- [Data extract]
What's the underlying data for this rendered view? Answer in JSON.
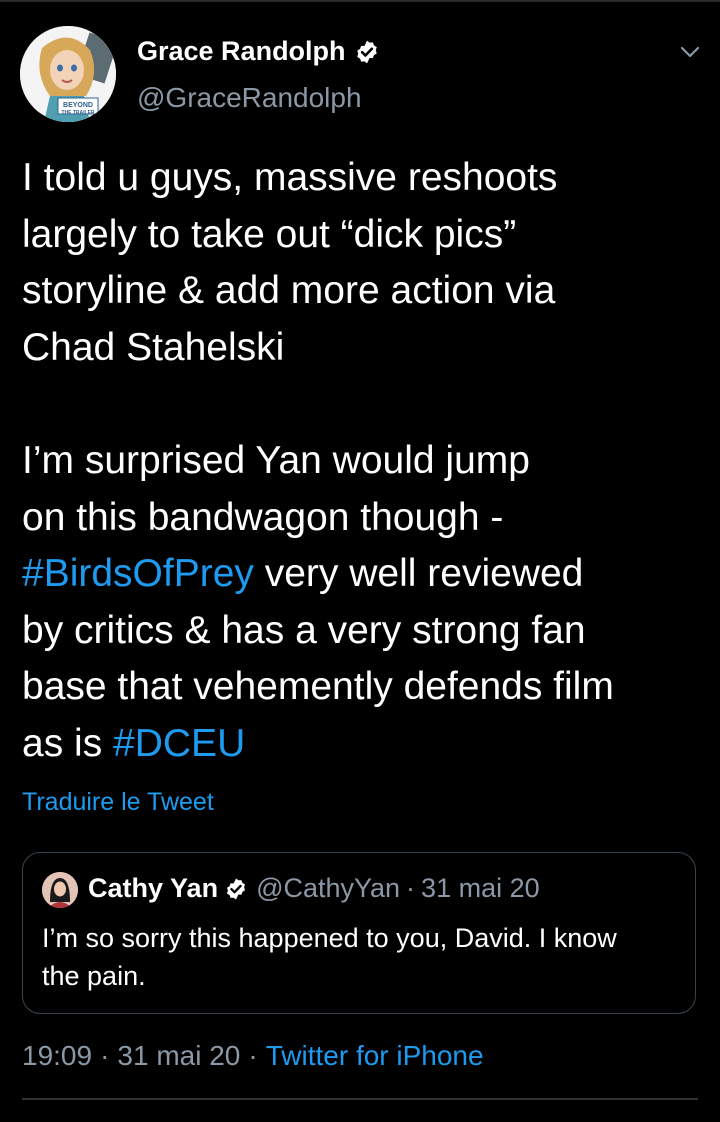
{
  "author": {
    "name": "Grace Randolph",
    "handle": "@GraceRandolph",
    "avatar_badge_text": "BEYOND THE TRAILER"
  },
  "tweet": {
    "paragraph1": [
      "I told u guys, massive reshoots",
      "largely to take out “dick pics”",
      "storyline & add more action via",
      "Chad Stahelski"
    ],
    "paragraph2": {
      "line1": "I’m surprised Yan would jump",
      "line2": "on this bandwagon though -",
      "line3_hashtag": "#BirdsOfPrey",
      "line3_rest": " very well reviewed",
      "line4": "by critics & has a very strong fan",
      "line5": "base that vehemently defends film",
      "line6_text": "as is ",
      "line6_hashtag": "#DCEU"
    },
    "translate_label": "Traduire le Tweet"
  },
  "quoted_tweet": {
    "name": "Cathy Yan",
    "handle": "@CathyYan",
    "separator": "·",
    "date": "31 mai 20",
    "text_line1": "I’m so sorry this happened to you, David. I know",
    "text_line2": "the pain."
  },
  "meta": {
    "time": "19:09",
    "separator": "·",
    "date": "31 mai 20",
    "source": "Twitter for iPhone"
  },
  "icons": {
    "verified": "verified-badge-icon",
    "menu": "chevron-down-icon"
  },
  "colors": {
    "background": "#000000",
    "link": "#1d9bf0",
    "secondary_text": "#8b98a5",
    "border": "#38444d"
  }
}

- [Written instruction]
Without the pictures, repeat the listing above exactly.

- [Written response]
What's the underlying data for this rendered view? Answer in JSON.
{
  "author": {
    "name": "Grace Randolph",
    "handle": "@GraceRandolph",
    "avatar_badge_text": "BEYOND THE TRAILER"
  },
  "tweet": {
    "paragraph1": [
      "I told u guys, massive reshoots",
      "largely to take out “dick pics”",
      "storyline & add more action via",
      "Chad Stahelski"
    ],
    "paragraph2": {
      "line1": "I’m surprised Yan would jump",
      "line2": "on this bandwagon though -",
      "line3_hashtag": "#BirdsOfPrey",
      "line3_rest": " very well reviewed",
      "line4": "by critics & has a very strong fan",
      "line5": "base that vehemently defends film",
      "line6_text": "as is ",
      "line6_hashtag": "#DCEU"
    },
    "translate_label": "Traduire le Tweet"
  },
  "quoted_tweet": {
    "name": "Cathy Yan",
    "handle": "@CathyYan",
    "separator": "·",
    "date": "31 mai 20",
    "text_line1": "I’m so sorry this happened to you, David. I know",
    "text_line2": "the pain."
  },
  "meta": {
    "time": "19:09",
    "separator": "·",
    "date": "31 mai 20",
    "source": "Twitter for iPhone"
  },
  "icons": {
    "verified": "verified-badge-icon",
    "menu": "chevron-down-icon"
  },
  "colors": {
    "background": "#000000",
    "link": "#1d9bf0",
    "secondary_text": "#8b98a5",
    "border": "#38444d"
  }
}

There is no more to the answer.